Look through the data for the string "against". Copy every line where it is found.
___ Input material
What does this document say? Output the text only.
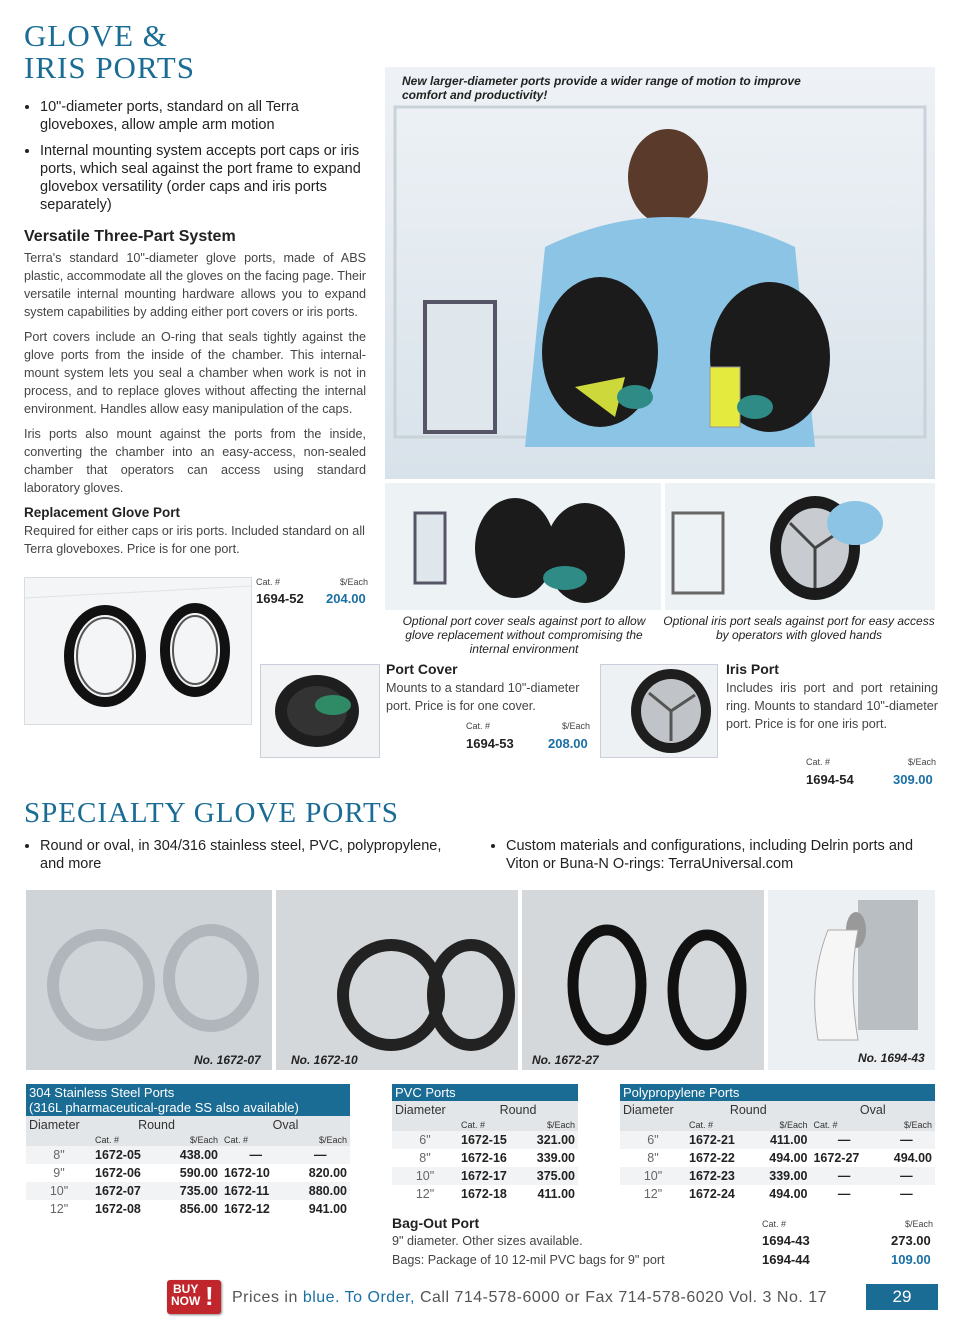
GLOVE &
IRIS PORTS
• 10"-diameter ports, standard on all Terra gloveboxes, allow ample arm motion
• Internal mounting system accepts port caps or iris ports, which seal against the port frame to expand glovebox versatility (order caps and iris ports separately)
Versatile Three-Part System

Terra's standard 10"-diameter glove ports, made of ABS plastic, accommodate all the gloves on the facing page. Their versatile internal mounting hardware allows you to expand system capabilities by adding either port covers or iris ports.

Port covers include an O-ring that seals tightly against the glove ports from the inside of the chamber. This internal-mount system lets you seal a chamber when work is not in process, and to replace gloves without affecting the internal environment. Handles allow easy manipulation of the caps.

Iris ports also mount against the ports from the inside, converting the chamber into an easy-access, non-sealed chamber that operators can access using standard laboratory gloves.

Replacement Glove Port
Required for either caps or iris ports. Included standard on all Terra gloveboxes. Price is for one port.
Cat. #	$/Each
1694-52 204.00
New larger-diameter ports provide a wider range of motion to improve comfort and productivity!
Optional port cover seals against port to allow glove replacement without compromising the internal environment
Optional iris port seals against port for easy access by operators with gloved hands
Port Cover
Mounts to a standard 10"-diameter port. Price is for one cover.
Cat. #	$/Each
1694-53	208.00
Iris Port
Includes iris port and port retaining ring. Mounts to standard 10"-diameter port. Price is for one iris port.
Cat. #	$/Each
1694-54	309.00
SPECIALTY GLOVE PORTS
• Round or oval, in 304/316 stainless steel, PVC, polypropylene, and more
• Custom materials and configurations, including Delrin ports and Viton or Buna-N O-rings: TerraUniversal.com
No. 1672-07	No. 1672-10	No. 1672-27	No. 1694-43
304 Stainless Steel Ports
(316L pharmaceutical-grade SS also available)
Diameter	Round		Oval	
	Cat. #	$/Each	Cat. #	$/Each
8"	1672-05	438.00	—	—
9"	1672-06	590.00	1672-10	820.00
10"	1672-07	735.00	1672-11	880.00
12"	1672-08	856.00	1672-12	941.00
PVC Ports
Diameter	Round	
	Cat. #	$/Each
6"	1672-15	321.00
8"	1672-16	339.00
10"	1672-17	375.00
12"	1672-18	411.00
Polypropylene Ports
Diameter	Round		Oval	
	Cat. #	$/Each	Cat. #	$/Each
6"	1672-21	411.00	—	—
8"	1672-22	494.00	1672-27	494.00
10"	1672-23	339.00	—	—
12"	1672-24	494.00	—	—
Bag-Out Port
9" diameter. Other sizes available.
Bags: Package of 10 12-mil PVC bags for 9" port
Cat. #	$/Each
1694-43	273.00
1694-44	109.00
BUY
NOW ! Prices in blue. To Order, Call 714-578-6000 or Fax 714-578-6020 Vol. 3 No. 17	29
______
___ Input material
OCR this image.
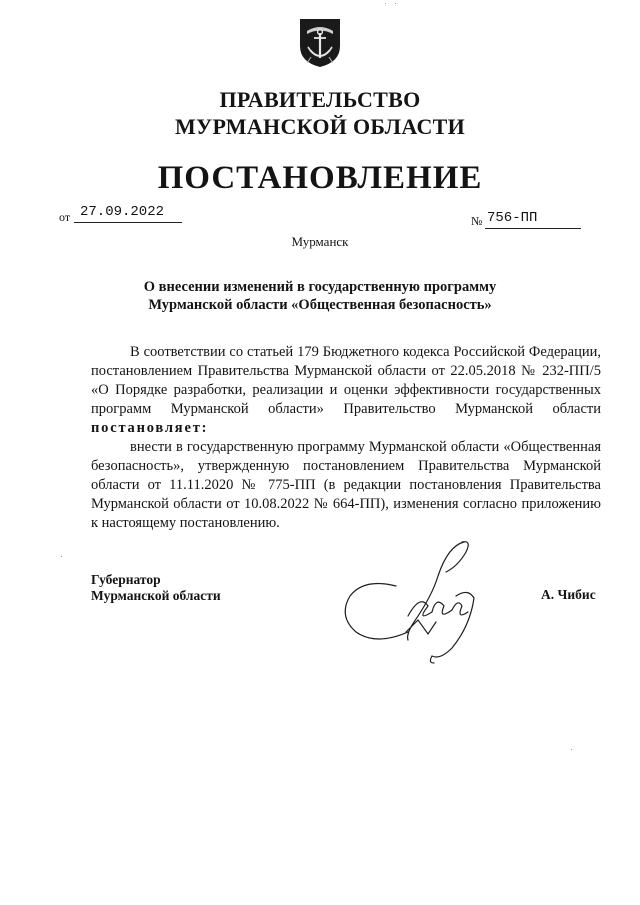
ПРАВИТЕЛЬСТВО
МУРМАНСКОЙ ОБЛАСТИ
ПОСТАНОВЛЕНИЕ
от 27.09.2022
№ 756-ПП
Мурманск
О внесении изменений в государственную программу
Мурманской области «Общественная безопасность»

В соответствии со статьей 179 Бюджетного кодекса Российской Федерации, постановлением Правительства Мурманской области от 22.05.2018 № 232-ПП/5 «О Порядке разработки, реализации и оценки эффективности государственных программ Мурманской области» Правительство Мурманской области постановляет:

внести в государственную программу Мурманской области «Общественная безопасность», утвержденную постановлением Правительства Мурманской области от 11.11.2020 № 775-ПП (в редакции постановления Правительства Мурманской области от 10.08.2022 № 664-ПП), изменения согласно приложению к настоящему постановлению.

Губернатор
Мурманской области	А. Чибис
______
# Worked solution:
• Internal mounting system accepts port caps or iris ports, which seal against the port frame to expand glovebox versatility (order caps and iris ports separately)
Port covers include an O-ring that seals tightly against the glove ports from the inside of the chamber. This internal-mount system lets you seal a chamber when work is not in process, and to replace gloves without affecting the internal environment. Handles allow easy manipulation of the caps.
Iris ports also mount against the ports from the inside, converting the chamber into an easy-access, non-sealed chamber that operators can access using standard laboratory gloves.
Optional port cover seals against port to allow glove replacement without compromising the internal environment
Optional iris port seals against port for easy access by operators with gloved hands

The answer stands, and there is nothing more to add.